WHAT TO WORK ON → Reproduce exactly the lines from the one containing "Give me a plain-text" through the last line of the records below, both included, and nothing else.

(begin)

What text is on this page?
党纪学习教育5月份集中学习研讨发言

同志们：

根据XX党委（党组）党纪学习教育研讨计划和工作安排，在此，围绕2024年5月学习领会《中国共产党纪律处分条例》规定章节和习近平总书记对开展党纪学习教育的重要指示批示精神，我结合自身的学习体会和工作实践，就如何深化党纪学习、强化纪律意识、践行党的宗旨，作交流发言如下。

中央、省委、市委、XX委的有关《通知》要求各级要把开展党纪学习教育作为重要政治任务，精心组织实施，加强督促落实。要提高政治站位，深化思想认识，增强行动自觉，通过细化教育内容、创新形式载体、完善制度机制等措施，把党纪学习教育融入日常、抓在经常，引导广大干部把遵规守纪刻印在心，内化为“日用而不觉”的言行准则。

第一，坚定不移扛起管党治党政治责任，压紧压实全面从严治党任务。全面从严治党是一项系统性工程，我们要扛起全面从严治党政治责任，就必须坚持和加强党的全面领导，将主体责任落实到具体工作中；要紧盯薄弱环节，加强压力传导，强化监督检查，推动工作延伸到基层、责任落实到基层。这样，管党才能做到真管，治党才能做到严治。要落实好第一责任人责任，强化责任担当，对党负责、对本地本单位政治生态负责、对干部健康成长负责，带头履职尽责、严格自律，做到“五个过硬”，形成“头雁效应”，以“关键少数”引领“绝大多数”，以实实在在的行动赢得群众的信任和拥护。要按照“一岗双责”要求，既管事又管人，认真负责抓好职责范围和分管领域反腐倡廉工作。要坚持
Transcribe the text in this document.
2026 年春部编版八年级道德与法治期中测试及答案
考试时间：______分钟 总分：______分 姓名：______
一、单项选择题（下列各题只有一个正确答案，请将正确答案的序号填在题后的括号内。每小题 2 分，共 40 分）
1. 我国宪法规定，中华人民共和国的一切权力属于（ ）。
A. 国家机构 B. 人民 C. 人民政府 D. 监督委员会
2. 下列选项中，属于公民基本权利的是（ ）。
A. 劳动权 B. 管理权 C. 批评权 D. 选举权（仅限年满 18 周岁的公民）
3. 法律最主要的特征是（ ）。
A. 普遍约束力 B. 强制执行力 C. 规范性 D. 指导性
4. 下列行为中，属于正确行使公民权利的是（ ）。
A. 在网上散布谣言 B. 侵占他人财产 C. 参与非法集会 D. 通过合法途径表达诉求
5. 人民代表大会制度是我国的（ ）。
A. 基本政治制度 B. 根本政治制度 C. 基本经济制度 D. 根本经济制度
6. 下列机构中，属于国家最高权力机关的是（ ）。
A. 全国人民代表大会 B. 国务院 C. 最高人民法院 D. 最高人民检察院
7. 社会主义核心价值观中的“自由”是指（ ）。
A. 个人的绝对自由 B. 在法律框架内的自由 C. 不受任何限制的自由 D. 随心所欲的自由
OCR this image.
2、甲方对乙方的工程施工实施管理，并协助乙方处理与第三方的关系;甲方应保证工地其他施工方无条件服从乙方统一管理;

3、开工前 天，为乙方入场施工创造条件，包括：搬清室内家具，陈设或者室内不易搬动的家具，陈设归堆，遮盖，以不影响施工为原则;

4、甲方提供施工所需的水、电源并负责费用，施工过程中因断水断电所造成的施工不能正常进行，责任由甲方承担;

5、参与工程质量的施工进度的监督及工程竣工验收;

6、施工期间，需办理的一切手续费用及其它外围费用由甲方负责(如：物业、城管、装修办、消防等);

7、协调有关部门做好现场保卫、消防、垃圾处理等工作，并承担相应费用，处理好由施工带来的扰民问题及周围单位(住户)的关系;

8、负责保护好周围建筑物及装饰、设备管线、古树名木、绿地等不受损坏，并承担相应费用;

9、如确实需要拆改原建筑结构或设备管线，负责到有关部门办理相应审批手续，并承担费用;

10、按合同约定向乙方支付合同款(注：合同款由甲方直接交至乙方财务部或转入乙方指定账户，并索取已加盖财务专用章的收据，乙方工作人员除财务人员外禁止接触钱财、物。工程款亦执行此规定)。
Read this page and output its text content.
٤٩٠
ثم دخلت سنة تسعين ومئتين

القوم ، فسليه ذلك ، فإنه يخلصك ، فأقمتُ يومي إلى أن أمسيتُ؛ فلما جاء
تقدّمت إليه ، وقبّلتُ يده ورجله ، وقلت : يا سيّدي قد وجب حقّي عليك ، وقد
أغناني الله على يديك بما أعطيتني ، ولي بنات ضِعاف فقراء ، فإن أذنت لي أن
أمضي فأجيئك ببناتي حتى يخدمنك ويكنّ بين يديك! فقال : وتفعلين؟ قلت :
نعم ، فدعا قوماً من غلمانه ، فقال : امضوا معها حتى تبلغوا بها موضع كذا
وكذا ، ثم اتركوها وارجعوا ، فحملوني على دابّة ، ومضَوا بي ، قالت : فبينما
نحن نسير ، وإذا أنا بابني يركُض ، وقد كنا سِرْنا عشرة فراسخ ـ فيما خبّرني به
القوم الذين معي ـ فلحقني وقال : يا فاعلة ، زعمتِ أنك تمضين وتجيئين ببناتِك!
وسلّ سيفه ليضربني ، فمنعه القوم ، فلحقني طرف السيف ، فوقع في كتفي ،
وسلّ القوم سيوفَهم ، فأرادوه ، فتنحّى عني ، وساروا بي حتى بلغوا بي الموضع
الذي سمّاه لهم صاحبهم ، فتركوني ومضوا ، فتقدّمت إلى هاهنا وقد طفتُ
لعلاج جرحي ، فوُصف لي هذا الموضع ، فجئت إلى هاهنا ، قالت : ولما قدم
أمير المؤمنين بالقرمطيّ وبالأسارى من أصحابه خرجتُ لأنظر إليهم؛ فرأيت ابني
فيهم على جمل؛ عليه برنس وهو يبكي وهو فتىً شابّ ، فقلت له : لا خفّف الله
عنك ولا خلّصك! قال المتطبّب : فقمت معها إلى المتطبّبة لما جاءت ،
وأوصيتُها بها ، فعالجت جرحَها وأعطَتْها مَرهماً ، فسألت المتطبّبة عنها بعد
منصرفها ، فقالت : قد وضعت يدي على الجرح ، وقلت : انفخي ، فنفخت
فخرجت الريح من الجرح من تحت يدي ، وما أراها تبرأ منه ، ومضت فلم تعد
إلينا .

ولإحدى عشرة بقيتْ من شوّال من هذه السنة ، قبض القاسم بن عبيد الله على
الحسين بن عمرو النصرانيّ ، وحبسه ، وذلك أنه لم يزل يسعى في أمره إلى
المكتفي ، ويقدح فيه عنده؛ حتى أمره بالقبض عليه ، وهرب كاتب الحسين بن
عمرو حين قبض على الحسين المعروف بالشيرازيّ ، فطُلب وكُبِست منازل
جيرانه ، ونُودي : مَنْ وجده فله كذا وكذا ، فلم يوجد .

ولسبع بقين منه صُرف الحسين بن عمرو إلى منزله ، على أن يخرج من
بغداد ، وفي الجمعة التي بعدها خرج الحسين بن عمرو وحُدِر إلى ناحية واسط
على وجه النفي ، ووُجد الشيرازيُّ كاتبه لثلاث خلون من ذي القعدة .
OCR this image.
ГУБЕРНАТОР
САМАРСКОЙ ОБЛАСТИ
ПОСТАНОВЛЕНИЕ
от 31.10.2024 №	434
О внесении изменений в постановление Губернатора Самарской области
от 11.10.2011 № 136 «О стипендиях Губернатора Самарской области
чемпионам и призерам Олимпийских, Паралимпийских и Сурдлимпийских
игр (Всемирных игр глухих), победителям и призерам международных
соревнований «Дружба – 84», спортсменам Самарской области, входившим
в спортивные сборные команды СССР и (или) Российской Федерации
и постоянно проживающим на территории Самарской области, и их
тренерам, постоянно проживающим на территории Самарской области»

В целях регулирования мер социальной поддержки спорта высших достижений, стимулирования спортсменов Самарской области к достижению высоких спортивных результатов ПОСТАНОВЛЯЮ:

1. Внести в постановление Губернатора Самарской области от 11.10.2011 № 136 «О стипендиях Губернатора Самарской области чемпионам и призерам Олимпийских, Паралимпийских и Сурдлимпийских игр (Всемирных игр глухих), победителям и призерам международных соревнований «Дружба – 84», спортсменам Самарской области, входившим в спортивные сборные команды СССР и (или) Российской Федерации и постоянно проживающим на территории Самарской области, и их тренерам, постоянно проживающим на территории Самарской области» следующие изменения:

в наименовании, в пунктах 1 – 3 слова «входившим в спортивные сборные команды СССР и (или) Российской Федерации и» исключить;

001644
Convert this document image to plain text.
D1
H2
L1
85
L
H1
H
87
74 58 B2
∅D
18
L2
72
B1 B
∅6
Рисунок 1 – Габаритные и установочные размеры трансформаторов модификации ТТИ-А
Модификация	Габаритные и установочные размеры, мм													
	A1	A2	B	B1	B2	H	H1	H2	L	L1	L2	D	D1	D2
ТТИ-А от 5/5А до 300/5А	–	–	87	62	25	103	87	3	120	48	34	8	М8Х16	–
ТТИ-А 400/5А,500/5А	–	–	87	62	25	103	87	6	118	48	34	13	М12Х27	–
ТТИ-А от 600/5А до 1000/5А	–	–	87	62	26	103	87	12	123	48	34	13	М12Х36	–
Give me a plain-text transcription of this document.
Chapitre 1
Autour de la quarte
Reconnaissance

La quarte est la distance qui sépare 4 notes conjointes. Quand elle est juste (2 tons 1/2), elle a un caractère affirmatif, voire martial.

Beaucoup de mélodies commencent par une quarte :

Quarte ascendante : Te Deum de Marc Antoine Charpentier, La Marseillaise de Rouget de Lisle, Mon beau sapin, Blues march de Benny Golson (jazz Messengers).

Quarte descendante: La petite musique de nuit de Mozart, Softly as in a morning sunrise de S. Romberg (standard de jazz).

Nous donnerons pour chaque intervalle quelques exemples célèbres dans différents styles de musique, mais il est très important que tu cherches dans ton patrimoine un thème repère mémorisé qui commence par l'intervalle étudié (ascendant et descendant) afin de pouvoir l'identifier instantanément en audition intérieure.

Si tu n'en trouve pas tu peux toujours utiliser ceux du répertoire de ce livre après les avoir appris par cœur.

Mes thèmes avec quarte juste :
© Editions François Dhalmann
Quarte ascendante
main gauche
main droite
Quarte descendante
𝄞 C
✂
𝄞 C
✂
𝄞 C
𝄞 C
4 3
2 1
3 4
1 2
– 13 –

(end)

CORRECT OUTPUT →
Give me a plain-text transcription of this document.
Chapitre 1
Autour de la quarte
Reconnaissance

La quarte est la distance qui sépare 4 notes conjointes. Quand elle est juste (2 tons 1/2), elle a un caractère affirmatif, voire martial.

Beaucoup de mélodies commencent par une quarte :

Quarte ascendante : Te Deum de Marc Antoine Charpentier, La Marseillaise de Rouget de Lisle, Mon beau sapin, Blues march de Benny Golson (jazz Messengers).

Quarte descendante: La petite musique de nuit de Mozart, Softly as in a morning sunrise de S. Romberg (standard de jazz).

Nous donnerons pour chaque intervalle quelques exemples célèbres dans différents styles de musique, mais il est très important que tu cherches dans ton patrimoine un thème repère mémorisé qui commence par l'intervalle étudié (ascendant et descendant) afin de pouvoir l'identifier instantanément en audition intérieure.

Si tu n'en trouve pas tu peux toujours utiliser ceux du répertoire de ce livre après les avoir appris par cœur.

Mes thèmes avec quarte juste :
© Editions François Dhalmann
Quarte ascendante
main gauche
main droite
Quarte descendante
𝄞 C
✂
𝄞 C
✂
𝄞 C
𝄞 C
4 3
2 1
3 4
1 2
– 13 –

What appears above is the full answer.